▶ _WHAT TO WORK ON_: Select the lines below containing the word "color".

[Figure dataset records]
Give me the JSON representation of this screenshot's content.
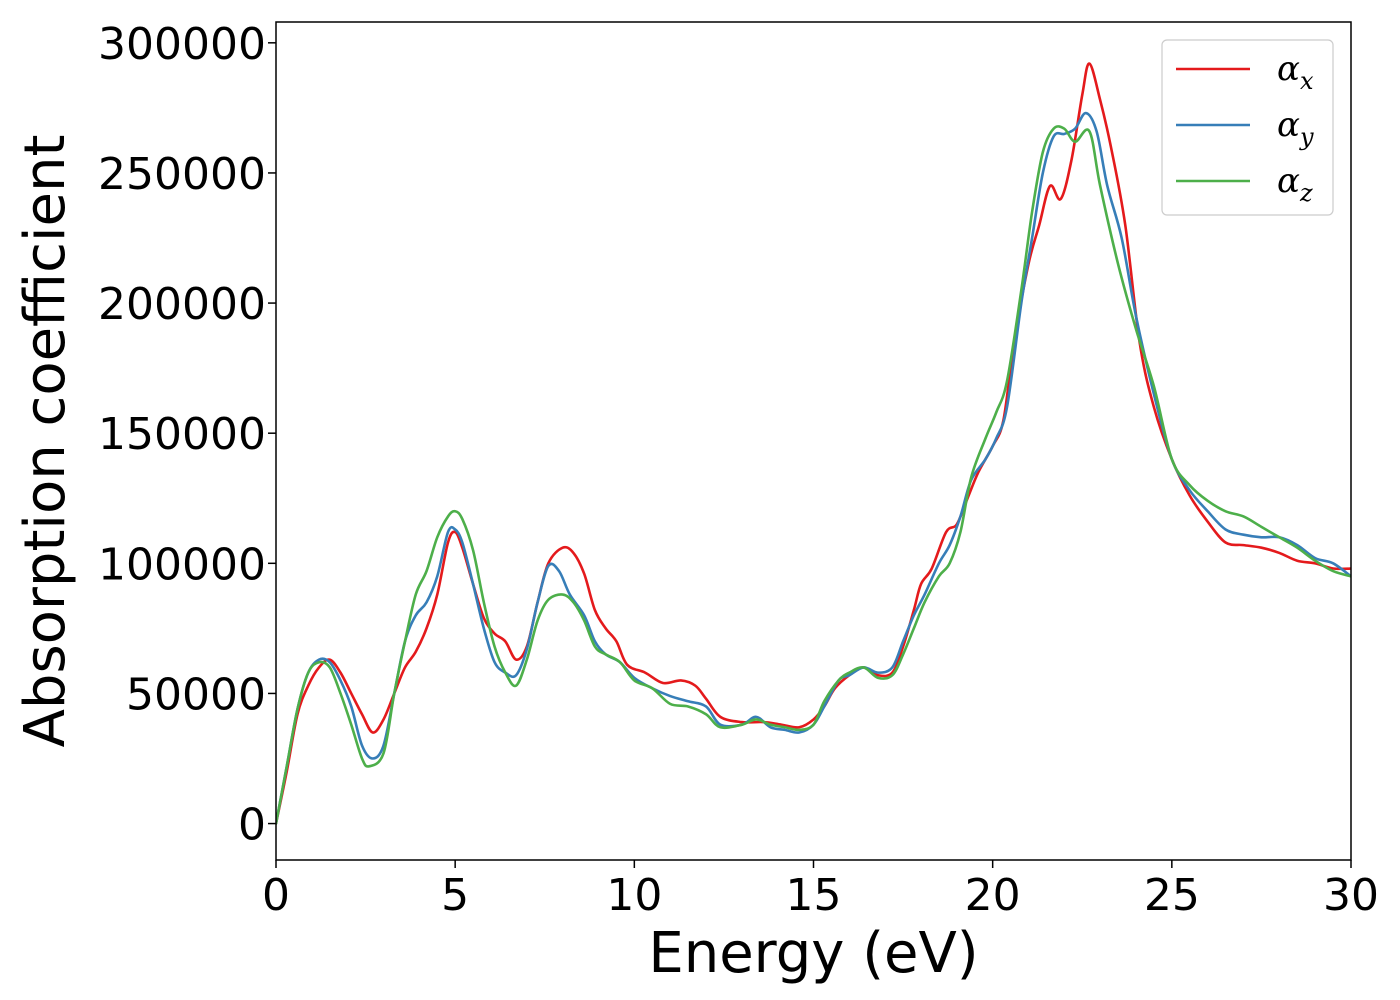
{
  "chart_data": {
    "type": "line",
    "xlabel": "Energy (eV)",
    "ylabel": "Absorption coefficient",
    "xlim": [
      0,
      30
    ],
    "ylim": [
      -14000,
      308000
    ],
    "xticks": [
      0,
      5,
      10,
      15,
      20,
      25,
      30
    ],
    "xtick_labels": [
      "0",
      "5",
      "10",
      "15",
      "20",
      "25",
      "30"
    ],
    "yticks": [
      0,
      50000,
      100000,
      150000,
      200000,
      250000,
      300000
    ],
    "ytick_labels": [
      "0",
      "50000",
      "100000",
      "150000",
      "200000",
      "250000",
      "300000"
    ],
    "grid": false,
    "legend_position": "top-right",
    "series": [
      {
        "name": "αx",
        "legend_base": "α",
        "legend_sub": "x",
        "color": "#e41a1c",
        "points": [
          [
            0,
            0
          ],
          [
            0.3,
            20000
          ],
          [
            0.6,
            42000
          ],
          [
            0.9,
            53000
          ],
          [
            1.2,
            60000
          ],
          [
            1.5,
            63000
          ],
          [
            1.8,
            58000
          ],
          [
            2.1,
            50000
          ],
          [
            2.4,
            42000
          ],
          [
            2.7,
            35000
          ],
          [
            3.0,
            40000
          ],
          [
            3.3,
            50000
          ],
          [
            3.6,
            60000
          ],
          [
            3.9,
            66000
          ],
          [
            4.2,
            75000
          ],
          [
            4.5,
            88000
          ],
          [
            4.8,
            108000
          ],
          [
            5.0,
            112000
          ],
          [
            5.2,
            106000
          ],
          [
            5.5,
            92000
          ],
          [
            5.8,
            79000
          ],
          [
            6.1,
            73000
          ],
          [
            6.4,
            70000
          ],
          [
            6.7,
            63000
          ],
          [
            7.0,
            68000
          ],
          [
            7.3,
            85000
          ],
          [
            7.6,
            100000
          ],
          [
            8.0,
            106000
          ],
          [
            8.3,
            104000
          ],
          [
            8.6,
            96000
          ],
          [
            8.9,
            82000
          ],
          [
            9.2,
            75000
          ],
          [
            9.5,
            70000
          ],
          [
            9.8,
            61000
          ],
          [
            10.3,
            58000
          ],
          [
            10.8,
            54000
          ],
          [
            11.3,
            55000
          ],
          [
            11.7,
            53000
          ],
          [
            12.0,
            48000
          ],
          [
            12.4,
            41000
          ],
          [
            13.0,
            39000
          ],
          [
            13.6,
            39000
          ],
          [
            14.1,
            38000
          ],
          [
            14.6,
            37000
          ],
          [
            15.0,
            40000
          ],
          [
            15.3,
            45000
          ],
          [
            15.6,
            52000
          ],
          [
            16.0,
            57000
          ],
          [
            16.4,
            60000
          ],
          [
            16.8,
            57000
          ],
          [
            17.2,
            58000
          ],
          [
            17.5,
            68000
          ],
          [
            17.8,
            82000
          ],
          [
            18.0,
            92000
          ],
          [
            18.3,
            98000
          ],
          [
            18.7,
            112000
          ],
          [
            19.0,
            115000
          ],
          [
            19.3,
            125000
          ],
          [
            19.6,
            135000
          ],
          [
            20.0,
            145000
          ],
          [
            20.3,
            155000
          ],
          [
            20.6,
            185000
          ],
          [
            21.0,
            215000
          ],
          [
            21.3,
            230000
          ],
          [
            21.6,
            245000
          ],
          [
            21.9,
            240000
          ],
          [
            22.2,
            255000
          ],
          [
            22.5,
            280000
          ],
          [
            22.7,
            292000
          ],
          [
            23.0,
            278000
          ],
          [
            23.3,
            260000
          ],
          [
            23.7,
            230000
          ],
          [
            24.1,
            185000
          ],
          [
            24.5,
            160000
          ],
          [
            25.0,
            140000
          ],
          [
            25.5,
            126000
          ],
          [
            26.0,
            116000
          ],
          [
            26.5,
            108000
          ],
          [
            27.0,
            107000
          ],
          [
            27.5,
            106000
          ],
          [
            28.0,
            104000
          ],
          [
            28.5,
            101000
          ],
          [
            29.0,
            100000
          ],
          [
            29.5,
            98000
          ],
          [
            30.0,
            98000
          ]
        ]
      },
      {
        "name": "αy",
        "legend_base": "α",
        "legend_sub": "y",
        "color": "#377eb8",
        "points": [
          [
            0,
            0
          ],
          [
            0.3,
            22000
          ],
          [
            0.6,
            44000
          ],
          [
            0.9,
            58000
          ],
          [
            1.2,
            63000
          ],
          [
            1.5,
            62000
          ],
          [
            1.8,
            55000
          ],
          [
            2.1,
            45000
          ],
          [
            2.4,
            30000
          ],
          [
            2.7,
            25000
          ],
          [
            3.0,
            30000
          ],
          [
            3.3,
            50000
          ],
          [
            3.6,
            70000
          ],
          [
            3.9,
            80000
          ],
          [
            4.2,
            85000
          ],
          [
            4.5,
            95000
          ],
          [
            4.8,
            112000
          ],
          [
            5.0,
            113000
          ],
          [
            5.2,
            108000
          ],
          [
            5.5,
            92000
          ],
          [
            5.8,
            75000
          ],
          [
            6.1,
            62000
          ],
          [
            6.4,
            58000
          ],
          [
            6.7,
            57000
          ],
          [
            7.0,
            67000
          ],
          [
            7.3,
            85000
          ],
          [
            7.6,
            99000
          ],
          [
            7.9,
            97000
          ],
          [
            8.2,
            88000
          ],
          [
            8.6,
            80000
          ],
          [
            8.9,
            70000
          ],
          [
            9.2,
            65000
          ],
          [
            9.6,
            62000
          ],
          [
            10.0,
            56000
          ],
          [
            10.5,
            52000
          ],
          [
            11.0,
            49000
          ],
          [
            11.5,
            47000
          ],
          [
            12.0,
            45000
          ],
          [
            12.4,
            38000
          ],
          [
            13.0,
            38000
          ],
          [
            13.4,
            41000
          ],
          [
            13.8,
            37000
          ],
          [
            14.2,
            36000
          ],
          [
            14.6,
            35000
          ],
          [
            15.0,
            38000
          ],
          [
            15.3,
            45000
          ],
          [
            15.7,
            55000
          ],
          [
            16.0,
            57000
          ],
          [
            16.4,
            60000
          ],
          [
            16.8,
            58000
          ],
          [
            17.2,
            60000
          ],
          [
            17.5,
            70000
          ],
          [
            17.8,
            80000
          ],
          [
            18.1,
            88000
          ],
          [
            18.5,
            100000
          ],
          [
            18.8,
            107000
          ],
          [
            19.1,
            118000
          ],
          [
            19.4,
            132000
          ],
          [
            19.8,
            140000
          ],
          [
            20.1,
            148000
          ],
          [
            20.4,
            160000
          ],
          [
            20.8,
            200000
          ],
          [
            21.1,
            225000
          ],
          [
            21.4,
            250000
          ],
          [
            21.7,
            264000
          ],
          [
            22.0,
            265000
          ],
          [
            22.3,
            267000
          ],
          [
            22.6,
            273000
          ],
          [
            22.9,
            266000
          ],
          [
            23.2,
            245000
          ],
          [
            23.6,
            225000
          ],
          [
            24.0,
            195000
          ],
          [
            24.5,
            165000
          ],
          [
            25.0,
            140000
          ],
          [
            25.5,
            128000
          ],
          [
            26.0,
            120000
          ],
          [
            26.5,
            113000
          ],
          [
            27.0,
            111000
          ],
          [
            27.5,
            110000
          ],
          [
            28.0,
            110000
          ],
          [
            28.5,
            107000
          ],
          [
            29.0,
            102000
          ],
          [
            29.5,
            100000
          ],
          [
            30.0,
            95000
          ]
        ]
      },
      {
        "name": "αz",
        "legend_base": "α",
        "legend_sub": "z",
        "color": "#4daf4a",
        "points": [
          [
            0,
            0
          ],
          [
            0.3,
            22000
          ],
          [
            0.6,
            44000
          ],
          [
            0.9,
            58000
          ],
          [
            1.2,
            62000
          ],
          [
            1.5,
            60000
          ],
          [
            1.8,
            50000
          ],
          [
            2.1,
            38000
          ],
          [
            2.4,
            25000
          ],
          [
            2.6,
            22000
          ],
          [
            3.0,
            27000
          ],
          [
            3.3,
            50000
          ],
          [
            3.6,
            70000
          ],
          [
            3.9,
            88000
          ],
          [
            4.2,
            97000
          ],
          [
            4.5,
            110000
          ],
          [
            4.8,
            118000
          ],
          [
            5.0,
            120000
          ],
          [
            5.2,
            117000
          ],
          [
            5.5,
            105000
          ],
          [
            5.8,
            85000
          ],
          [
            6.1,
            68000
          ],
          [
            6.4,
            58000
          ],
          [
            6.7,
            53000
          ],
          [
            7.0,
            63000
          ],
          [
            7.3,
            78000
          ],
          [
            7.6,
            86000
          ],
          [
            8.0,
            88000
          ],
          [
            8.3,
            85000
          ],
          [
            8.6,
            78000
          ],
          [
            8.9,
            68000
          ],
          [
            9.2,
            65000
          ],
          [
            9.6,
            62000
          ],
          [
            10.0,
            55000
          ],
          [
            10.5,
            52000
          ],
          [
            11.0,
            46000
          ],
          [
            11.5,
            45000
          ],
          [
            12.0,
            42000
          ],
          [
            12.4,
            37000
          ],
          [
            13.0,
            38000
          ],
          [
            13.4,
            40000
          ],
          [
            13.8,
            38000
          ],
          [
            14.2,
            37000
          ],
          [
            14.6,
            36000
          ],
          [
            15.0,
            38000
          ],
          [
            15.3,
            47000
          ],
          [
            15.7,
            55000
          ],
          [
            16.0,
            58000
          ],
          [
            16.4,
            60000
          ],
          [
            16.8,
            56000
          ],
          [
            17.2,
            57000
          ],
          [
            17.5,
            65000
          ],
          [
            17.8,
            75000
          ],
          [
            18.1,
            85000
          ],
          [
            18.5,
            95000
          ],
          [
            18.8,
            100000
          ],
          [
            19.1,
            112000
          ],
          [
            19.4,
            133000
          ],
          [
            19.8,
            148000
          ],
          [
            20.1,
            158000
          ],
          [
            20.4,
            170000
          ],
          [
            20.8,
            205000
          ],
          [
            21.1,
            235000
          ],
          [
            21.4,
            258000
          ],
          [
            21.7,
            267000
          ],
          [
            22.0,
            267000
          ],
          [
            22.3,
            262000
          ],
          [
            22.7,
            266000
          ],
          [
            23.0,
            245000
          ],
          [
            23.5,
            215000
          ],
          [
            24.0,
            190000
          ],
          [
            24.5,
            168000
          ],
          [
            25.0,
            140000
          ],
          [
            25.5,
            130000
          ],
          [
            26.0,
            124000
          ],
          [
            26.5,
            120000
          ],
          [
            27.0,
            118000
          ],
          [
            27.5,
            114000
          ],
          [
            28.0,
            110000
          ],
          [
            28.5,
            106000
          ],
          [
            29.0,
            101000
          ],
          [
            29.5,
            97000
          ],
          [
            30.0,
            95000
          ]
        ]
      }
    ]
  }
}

▶ _IN RESPONSE_:
        "color": "#e41a1c",
        "color": "#377eb8",
        "color": "#4daf4a",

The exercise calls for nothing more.